Dataset records on visual material –
<<<<

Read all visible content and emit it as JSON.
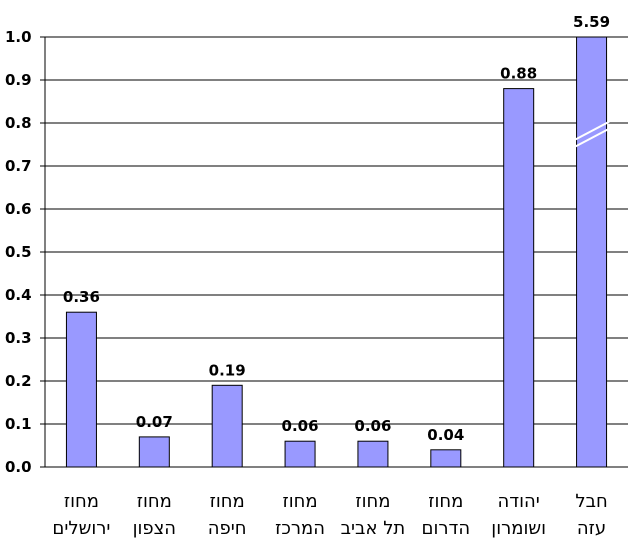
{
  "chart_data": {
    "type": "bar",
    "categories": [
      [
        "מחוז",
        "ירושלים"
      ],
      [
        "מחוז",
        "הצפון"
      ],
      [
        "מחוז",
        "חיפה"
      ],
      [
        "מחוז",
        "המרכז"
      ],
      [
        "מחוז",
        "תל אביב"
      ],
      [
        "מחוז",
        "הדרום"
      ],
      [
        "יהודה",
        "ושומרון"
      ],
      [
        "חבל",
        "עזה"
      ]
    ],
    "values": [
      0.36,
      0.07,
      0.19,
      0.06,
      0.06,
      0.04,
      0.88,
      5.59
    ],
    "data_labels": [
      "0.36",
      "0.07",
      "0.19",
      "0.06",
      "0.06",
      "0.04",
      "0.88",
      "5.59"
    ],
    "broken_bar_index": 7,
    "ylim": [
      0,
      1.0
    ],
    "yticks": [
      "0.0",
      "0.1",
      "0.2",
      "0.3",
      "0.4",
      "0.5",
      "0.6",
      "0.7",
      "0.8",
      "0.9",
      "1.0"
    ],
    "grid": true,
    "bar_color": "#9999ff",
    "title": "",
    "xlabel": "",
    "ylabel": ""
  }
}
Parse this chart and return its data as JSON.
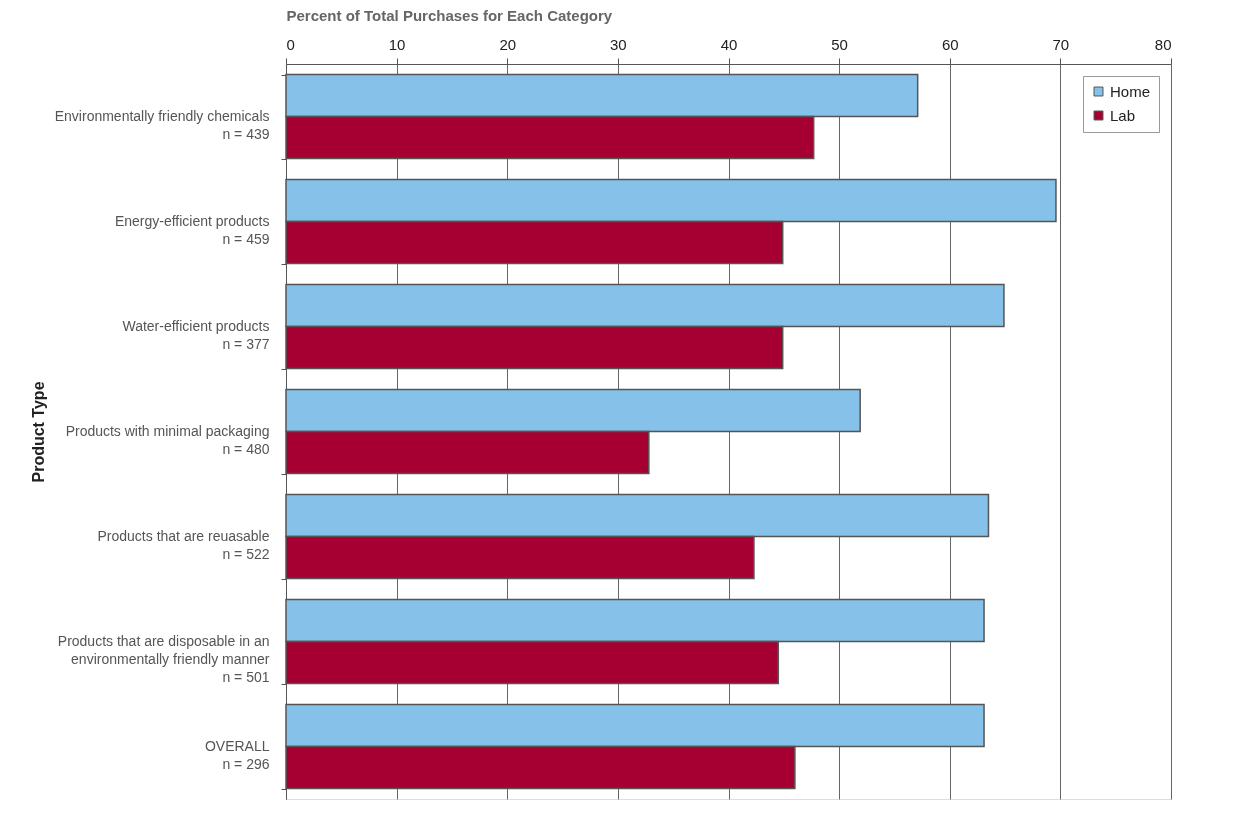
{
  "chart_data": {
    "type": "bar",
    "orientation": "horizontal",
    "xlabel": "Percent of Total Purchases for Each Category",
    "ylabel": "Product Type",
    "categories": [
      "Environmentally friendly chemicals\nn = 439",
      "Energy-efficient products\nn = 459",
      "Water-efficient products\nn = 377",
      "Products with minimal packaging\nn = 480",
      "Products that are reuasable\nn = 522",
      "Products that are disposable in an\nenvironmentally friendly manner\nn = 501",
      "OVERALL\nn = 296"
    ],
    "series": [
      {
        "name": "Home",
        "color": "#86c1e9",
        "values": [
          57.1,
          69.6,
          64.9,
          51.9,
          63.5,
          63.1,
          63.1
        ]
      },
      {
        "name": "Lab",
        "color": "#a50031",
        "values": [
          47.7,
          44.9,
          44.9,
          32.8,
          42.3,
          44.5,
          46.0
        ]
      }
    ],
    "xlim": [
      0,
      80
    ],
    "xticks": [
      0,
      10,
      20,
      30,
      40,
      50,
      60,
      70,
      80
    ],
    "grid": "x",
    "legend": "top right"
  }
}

>>>>

DO THIS –
Reproduce each line of the records exactly, and omit every picture.

RESPONSE –
Read all visible content and emit it as JSON.
{
  "chart_data": {
    "type": "bar",
    "categories": [
      [
        "מחוז",
        "ירושלים"
      ],
      [
        "מחוז",
        "הצפון"
      ],
      [
        "מחוז",
        "חיפה"
      ],
      [
        "מחוז",
        "המרכז"
      ],
      [
        "מחוז",
        "תל אביב"
      ],
      [
        "מחוז",
        "הדרום"
      ],
      [
        "יהודה",
        "ושומרון"
      ],
      [
        "חבל",
        "עזה"
      ]
    ],
    "values": [
      0.36,
      0.07,
      0.19,
      0.06,
      0.06,
      0.04,
      0.88,
      5.59
    ],
    "data_labels": [
      "0.36",
      "0.07",
      "0.19",
      "0.06",
      "0.06",
      "0.04",
      "0.88",
      "5.59"
    ],
    "broken_bar_index": 7,
    "ylim": [
      0,
      1.0
    ],
    "yticks": [
      "0.0",
      "0.1",
      "0.2",
      "0.3",
      "0.4",
      "0.5",
      "0.6",
      "0.7",
      "0.8",
      "0.9",
      "1.0"
    ],
    "grid": true,
    "bar_color": "#9999ff",
    "title": "",
    "xlabel": "",
    "ylabel": ""
  }
}
Parse this chart and return its data as JSON.
{
  "chart_data": {
    "type": "bar",
    "orientation": "horizontal",
    "xlabel": "Percent of Total Purchases for Each Category",
    "ylabel": "Product Type",
    "categories": [
      "Environmentally friendly chemicals\nn = 439",
      "Energy-efficient products\nn = 459",
      "Water-efficient products\nn = 377",
      "Products with minimal packaging\nn = 480",
      "Products that are reuasable\nn = 522",
      "Products that are disposable in an\nenvironmentally friendly manner\nn = 501",
      "OVERALL\nn = 296"
    ],
    "series": [
      {
        "name": "Home",
        "color": "#86c1e9",
        "values": [
          57.1,
          69.6,
          64.9,
          51.9,
          63.5,
          63.1,
          63.1
        ]
      },
      {
        "name": "Lab",
        "color": "#a50031",
        "values": [
          47.7,
          44.9,
          44.9,
          32.8,
          42.3,
          44.5,
          46.0
        ]
      }
    ],
    "xlim": [
      0,
      80
    ],
    "xticks": [
      0,
      10,
      20,
      30,
      40,
      50,
      60,
      70,
      80
    ],
    "grid": "x",
    "legend": "top right"
  }
}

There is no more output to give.